GIVEN RECORDS
>>>

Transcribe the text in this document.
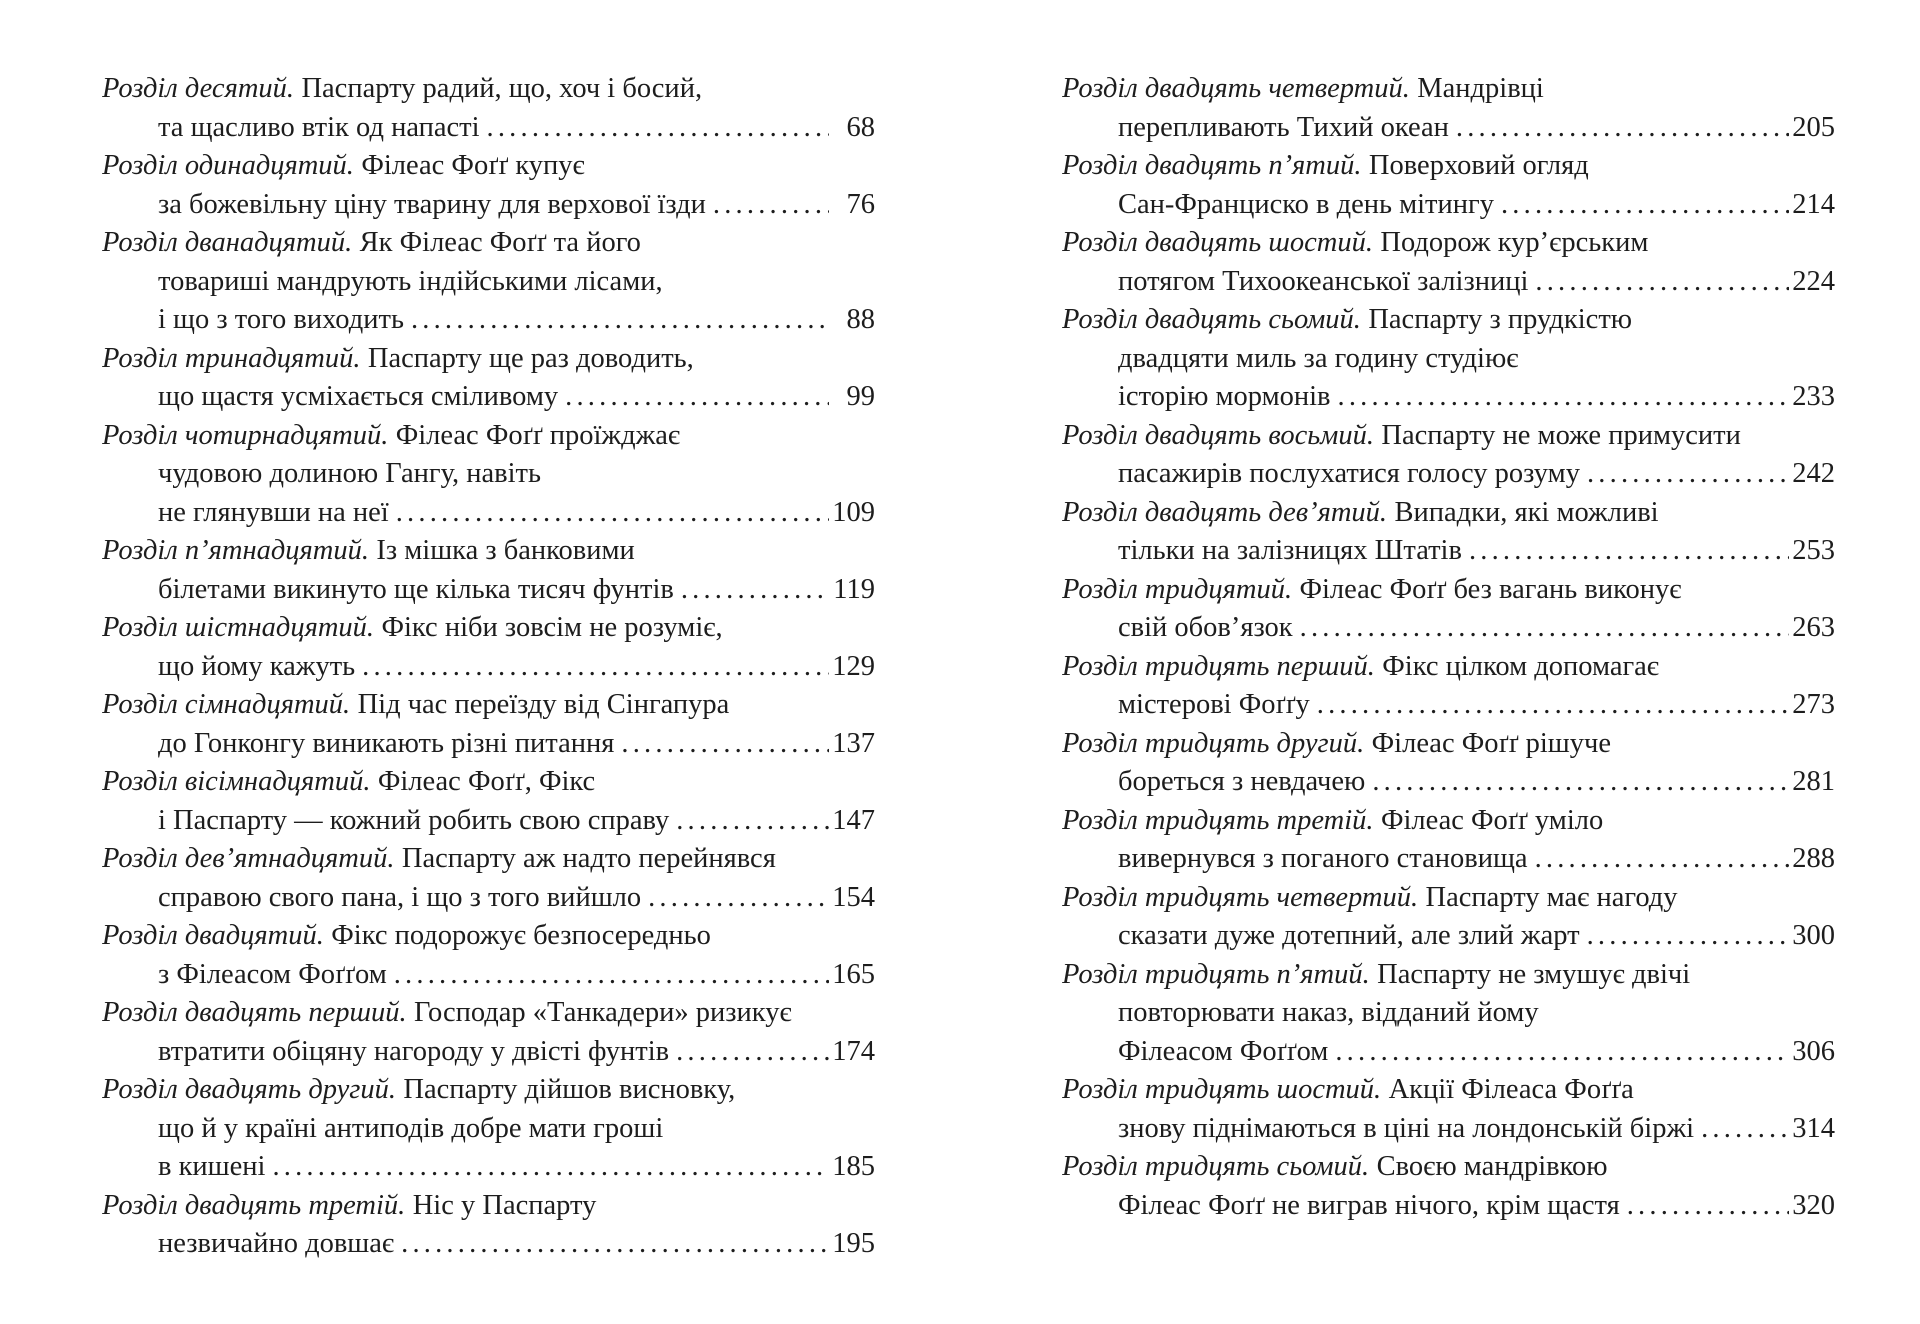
Розділ десятий. Паспарту радий, що, хоч і босий,
та щасливо втік од напасті .....	68
Розділ одинадцятий. Філеас Фоґґ купує
за божевільну ціну тварину для верхової їзди .....	76
Розділ дванадцятий. Як Філеас Фоґґ та його
товариші мандрують індійськими лісами,
і що з того виходить .....	88
Розділ тринадцятий. Паспарту ще раз доводить,
що щастя усміхається сміливому .....	99
Розділ чотирнадцятий. Філеас Фоґґ проїжджає
чудовою долиною Гангу, навіть
не глянувши на неї .....	109
Розділ п’ятнадцятий. Із мішка з банковими
білетами викинуто ще кілька тисяч фунтів .....	119
Розділ шістнадцятий. Фікс ніби зовсім не розуміє,
що йому кажуть .....	129
Розділ сімнадцятий. Під час переїзду від Сінгапура
до Гонконгу виникають різні питання .....	137
Розділ вісімнадцятий. Філеас Фоґґ, Фікс
і Паспарту — кожний робить свою справу .....	147
Розділ дев’ятнадцятий. Паспарту аж надто перейнявся
справою свого пана, і що з того вийшло .....	154
Розділ двадцятий. Фікс подорожує безпосередньо
з Філеасом Фоґґом .....	165
Розділ двадцять перший. Господар «Танкадери» ризикує
втратити обіцяну нагороду у двісті фунтів .....	174
Розділ двадцять другий. Паспарту дійшов висновку,
що й у країні антиподів добре мати гроші
в кишені .....	185
Розділ двадцять третій. Ніс у Паспарту
незвичайно довшає .....	195
Розділ двадцять четвертий. Мандрівці
перепливають Тихий океан .....	205
Розділ двадцять п’ятий. Поверховий огляд
Сан-Франциско в день мітингу .....	214
Розділ двадцять шостий. Подорож кур’єрським
потягом Тихоокеанської залізниці .....	224
Розділ двадцять сьомий. Паспарту з прудкістю
двадцяти миль за годину студіює
історію мормонів .....	233
Розділ двадцять восьмий. Паспарту не може примусити
пасажирів послухатися голосу розуму .....	242
Розділ двадцять дев’ятий. Випадки, які можливі
тільки на залізницях Штатів .....	253
Розділ тридцятий. Філеас Фоґґ без вагань виконує
свій обов’язок .....	263
Розділ тридцять перший. Фікс цілком допомагає
містерові Фоґґу .....	273
Розділ тридцять другий. Філеас Фоґґ рішуче
бореться з невдачею .....	281
Розділ тридцять третій. Філеас Фоґґ уміло
вивернувся з поганого становища .....	288
Розділ тридцять четвертий. Паспарту має нагоду
сказати дуже дотепний, але злий жарт .....	300
Розділ тридцять п’ятий. Паспарту не змушує двічі
повторювати наказ, відданий йому
Філеасом Фоґґом .....	306
Розділ тридцять шостий. Акції Філеаса Фоґґа
знову піднімаються в ціні на лондонській біржі .....	314
Розділ тридцять сьомий. Своєю мандрівкою
Філеас Фоґґ не виграв нічого, крім щастя .....	320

<<<

Check every line for "Фоґґом" and show the ones that have it.

з Філеасом Фоґґом .....	165
Філеасом Фоґґом .....	306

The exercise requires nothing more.